Monday, December 11, 2023

The silent majority made its collective voice heard and broke records by staying away from the 2023 District Council "election"!

  
The kind of advertising I wish Hong Kong had less of!
 
Yesterday morning, I was awoken by my phone ringing.  When I answered, I heard an automated message asking me to please go out and vote in the District Council "election".  Or at least, I think I did because I was only half awake and really wanted to just go back to sleep!  Then, later in the day, before a film screening properly got underway, a message (in three languages -- Cantonese, English and Mandarin) was aired asking people to go vote.  You could almost hear as well as smell the desperation of those trying so hard to avoid yesterday's event having a record low turnout!
 
 
Over on Twitter, Joel Chan was keeping tabs by the hour of the electoral turnout and very early on, it was evident that the turnout was low for the first national security law-era District Council "election" and on course to not be anywhere near the 71.2% voter turnout of the 2019 truly democratic district council election that had some 2.94 million Hong Kongers casting their votes and saw the pro-democrats win by a landslide.  Heck, by lunchtime, Chan was forecasting that the total votal turnout would not be able to match, never mind exceed, the 30.2% voter turnout of the 2021 Legislative Council "election"!   
 
Actually, a friend of mine had confidently predicted this weeks ago -- based on what she had seen and heard and knew about her fellow Hongkongers!)  And so it came to pass.  With not even the voting time being extended to midnight (due to voter registration system problems!) being able to help much at all!

WHAT NEEDS TO BE DONE:
In the blog post about the 2023 District Council "election," copy everything from "Actually, a friend" down to "much at all!", substituting "a colleague of mine" for "a friend of mine".

(Page layout parsing records)
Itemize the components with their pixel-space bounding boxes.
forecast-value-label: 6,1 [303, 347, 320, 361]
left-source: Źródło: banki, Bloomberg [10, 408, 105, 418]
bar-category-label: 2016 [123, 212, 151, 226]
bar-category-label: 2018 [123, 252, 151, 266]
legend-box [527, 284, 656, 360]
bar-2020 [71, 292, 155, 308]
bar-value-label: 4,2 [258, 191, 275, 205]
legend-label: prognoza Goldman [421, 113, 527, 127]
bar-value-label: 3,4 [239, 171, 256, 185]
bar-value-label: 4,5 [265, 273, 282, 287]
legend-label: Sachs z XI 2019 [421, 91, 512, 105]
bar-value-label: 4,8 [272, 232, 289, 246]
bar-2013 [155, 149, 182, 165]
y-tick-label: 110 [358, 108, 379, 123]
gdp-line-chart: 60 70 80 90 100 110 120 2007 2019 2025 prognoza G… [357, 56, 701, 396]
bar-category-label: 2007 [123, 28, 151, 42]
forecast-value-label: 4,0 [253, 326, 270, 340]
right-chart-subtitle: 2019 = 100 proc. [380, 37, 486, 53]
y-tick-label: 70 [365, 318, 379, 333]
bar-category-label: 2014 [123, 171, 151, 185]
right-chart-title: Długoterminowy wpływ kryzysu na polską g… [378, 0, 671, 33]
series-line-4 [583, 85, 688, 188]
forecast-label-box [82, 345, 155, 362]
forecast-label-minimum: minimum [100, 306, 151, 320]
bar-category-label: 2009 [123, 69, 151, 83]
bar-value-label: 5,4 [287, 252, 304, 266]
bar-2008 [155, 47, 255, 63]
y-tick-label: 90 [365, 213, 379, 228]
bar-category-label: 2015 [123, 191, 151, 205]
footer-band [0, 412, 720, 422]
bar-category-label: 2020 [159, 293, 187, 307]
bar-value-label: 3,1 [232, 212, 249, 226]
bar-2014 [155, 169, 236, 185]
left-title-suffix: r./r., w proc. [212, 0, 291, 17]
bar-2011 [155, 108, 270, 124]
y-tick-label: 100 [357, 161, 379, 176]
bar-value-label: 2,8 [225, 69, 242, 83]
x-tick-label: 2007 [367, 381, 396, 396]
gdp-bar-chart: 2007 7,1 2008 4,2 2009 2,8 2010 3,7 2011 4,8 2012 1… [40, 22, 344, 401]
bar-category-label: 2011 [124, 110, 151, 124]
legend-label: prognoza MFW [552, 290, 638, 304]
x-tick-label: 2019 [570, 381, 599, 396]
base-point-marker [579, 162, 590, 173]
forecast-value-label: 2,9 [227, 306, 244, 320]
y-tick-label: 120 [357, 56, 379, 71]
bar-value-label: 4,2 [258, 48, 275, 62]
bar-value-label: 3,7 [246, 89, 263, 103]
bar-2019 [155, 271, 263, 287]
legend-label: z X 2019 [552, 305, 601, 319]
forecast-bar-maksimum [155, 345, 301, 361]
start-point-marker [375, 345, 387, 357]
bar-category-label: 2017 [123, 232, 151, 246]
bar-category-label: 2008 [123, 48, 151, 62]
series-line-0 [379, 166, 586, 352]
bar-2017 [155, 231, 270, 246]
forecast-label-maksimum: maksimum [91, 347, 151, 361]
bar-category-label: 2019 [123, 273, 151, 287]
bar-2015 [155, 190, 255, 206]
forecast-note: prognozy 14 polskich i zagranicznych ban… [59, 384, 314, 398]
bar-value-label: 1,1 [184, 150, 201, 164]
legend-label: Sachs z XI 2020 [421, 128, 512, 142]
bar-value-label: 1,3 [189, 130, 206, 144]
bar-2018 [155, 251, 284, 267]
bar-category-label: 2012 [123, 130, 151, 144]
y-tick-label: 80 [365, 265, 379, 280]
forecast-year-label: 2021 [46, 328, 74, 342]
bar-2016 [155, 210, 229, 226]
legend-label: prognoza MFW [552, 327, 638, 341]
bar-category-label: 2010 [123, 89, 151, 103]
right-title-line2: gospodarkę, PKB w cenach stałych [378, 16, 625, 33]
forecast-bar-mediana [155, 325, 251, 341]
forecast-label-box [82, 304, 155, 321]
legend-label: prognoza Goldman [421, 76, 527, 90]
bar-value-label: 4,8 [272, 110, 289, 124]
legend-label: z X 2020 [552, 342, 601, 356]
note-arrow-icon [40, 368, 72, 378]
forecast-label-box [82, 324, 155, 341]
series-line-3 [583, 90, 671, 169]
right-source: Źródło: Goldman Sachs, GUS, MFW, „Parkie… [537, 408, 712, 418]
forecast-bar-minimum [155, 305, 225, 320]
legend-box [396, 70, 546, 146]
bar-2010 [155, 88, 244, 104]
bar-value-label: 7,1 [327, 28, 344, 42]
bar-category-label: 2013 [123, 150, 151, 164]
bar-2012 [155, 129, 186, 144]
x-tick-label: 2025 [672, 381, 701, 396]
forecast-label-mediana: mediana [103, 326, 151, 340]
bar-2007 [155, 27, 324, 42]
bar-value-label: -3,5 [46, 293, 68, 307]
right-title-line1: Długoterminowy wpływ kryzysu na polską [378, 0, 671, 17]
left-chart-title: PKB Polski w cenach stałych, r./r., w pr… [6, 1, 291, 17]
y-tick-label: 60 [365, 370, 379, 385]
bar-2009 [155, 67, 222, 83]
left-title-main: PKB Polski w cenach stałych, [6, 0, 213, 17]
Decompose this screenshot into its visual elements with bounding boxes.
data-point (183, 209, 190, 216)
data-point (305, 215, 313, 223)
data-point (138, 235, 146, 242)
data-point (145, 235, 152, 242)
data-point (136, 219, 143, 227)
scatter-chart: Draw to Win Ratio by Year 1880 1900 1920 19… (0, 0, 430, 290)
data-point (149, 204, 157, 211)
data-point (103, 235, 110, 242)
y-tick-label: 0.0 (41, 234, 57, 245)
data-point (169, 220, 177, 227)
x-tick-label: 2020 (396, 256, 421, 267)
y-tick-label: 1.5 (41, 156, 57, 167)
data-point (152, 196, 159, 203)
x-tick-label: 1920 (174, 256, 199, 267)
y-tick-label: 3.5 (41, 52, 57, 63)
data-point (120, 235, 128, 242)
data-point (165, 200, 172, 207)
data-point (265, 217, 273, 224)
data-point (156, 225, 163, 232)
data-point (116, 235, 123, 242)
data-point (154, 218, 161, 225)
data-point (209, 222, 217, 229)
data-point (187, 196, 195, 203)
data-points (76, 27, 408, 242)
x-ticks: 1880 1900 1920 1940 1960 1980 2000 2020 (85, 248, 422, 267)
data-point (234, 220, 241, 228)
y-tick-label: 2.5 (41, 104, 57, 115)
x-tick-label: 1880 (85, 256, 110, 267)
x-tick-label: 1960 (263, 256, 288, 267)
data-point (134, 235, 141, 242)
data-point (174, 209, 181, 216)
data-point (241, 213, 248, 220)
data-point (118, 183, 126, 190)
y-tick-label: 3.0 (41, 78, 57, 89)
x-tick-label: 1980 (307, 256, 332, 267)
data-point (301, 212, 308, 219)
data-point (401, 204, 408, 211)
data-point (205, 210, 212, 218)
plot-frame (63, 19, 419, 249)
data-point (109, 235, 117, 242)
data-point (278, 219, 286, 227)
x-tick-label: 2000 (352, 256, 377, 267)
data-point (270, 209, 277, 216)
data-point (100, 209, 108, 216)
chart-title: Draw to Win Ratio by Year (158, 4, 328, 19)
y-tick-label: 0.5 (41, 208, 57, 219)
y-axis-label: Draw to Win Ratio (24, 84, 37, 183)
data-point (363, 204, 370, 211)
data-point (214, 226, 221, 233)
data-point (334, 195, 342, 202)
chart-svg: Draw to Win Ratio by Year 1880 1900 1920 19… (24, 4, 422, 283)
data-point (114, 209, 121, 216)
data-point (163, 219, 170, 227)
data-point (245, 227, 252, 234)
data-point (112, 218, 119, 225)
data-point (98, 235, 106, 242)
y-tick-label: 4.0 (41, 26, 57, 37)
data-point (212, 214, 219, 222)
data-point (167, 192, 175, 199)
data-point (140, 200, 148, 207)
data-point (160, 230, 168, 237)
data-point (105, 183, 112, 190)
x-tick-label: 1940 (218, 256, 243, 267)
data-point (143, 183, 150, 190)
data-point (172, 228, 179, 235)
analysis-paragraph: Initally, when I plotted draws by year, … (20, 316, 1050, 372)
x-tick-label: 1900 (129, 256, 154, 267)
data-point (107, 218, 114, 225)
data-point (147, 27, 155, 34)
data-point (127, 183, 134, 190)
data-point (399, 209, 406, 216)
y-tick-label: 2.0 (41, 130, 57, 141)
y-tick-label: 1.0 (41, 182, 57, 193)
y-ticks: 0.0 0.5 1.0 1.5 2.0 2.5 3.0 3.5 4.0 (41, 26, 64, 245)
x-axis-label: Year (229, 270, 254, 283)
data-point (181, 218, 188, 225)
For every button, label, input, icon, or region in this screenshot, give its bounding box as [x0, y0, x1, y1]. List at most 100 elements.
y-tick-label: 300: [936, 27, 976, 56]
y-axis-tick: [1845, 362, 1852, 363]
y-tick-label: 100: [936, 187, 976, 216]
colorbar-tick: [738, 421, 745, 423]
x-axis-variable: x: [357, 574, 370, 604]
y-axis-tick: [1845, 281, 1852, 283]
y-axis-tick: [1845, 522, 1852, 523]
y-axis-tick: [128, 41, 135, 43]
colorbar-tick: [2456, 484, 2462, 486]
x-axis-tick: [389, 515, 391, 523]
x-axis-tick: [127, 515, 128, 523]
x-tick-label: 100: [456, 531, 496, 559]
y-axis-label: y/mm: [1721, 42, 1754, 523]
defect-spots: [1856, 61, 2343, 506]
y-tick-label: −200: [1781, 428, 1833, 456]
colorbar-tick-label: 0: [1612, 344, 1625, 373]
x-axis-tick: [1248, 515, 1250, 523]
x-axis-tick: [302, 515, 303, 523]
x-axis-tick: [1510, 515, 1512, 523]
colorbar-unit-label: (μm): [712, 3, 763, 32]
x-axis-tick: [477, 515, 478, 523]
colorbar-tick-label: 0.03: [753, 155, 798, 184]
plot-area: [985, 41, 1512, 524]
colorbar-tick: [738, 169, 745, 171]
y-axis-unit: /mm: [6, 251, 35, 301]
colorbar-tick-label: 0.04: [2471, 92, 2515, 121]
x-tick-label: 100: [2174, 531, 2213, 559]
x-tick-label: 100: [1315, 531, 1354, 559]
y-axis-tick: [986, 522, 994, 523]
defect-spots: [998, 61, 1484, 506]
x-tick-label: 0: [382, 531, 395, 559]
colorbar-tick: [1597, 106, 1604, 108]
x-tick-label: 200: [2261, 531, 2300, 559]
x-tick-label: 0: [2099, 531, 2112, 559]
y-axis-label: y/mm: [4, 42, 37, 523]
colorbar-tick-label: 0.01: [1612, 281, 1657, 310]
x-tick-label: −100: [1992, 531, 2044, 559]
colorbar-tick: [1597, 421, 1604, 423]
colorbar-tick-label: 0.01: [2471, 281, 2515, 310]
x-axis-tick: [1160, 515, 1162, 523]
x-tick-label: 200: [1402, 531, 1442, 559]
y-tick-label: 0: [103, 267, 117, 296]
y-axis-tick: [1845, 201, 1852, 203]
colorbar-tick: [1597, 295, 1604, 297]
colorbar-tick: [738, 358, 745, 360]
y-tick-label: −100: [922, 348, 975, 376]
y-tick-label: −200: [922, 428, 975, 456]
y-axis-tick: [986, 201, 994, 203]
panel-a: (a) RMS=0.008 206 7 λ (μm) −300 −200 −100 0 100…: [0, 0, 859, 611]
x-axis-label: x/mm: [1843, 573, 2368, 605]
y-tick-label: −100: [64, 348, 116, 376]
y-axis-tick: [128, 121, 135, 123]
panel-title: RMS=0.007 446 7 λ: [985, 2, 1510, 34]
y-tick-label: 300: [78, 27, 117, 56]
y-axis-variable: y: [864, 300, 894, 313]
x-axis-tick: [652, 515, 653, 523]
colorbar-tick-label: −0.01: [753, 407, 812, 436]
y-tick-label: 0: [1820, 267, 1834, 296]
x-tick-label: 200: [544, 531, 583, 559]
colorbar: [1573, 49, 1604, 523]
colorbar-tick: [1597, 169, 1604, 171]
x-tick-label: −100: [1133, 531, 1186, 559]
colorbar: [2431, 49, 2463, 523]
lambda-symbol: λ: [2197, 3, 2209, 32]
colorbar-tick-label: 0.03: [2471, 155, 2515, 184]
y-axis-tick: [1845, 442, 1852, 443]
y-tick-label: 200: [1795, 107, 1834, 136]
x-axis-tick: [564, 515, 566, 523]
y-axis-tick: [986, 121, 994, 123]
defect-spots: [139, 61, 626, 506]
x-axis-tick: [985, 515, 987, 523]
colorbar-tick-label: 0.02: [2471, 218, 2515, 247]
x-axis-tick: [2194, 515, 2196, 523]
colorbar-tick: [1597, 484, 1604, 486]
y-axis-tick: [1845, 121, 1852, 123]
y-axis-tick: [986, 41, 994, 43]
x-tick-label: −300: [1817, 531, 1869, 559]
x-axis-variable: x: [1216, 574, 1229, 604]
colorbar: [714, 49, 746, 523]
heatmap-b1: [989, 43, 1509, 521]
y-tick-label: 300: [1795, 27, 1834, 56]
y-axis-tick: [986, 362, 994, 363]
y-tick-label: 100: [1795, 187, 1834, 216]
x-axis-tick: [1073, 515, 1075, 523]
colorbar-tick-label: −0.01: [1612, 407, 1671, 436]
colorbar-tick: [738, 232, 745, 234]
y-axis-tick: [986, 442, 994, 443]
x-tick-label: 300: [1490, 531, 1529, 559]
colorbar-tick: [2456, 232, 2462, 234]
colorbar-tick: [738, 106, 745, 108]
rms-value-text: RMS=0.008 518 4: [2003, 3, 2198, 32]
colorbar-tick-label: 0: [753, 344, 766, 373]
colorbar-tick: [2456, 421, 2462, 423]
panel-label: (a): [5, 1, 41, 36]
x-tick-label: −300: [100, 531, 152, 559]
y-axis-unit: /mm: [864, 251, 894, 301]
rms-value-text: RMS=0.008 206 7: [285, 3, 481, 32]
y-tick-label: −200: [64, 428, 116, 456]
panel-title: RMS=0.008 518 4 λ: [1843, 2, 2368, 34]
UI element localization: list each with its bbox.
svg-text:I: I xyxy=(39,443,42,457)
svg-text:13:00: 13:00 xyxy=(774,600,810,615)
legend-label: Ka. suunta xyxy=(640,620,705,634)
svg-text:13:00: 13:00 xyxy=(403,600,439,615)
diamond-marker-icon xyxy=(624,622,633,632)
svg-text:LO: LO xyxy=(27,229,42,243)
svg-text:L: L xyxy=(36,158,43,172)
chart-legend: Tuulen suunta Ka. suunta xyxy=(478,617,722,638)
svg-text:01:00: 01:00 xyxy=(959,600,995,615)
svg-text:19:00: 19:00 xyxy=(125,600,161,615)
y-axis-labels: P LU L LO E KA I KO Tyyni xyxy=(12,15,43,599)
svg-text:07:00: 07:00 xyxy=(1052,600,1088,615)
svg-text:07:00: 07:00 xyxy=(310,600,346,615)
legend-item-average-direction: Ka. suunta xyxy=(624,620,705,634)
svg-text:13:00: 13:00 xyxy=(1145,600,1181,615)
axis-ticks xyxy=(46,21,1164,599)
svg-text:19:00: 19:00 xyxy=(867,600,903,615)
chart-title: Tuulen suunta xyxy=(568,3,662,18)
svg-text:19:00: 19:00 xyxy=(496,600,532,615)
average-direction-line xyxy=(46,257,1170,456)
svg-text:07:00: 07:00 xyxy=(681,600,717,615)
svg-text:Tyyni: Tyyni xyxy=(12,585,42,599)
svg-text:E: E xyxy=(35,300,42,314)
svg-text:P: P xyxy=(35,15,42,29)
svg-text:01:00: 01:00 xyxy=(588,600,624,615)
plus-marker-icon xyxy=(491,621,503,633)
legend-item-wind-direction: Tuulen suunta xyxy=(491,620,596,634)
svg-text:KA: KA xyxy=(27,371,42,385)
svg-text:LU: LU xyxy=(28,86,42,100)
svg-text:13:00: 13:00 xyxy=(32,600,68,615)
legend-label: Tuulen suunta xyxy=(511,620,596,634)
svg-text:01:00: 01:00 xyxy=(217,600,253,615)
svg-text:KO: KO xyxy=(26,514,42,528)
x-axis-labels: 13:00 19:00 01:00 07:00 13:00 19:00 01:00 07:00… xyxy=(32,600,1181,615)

EXERCISE SOLUTION:
Actually, a colleague of mine had confidently predicted this weeks ago -- based on what she had seen and heard and knew about her fellow Hongkongers!)  And so it came to pass.  With not even the voting time being extended to midnight (due to voter registration system problems!) being able to help much at all!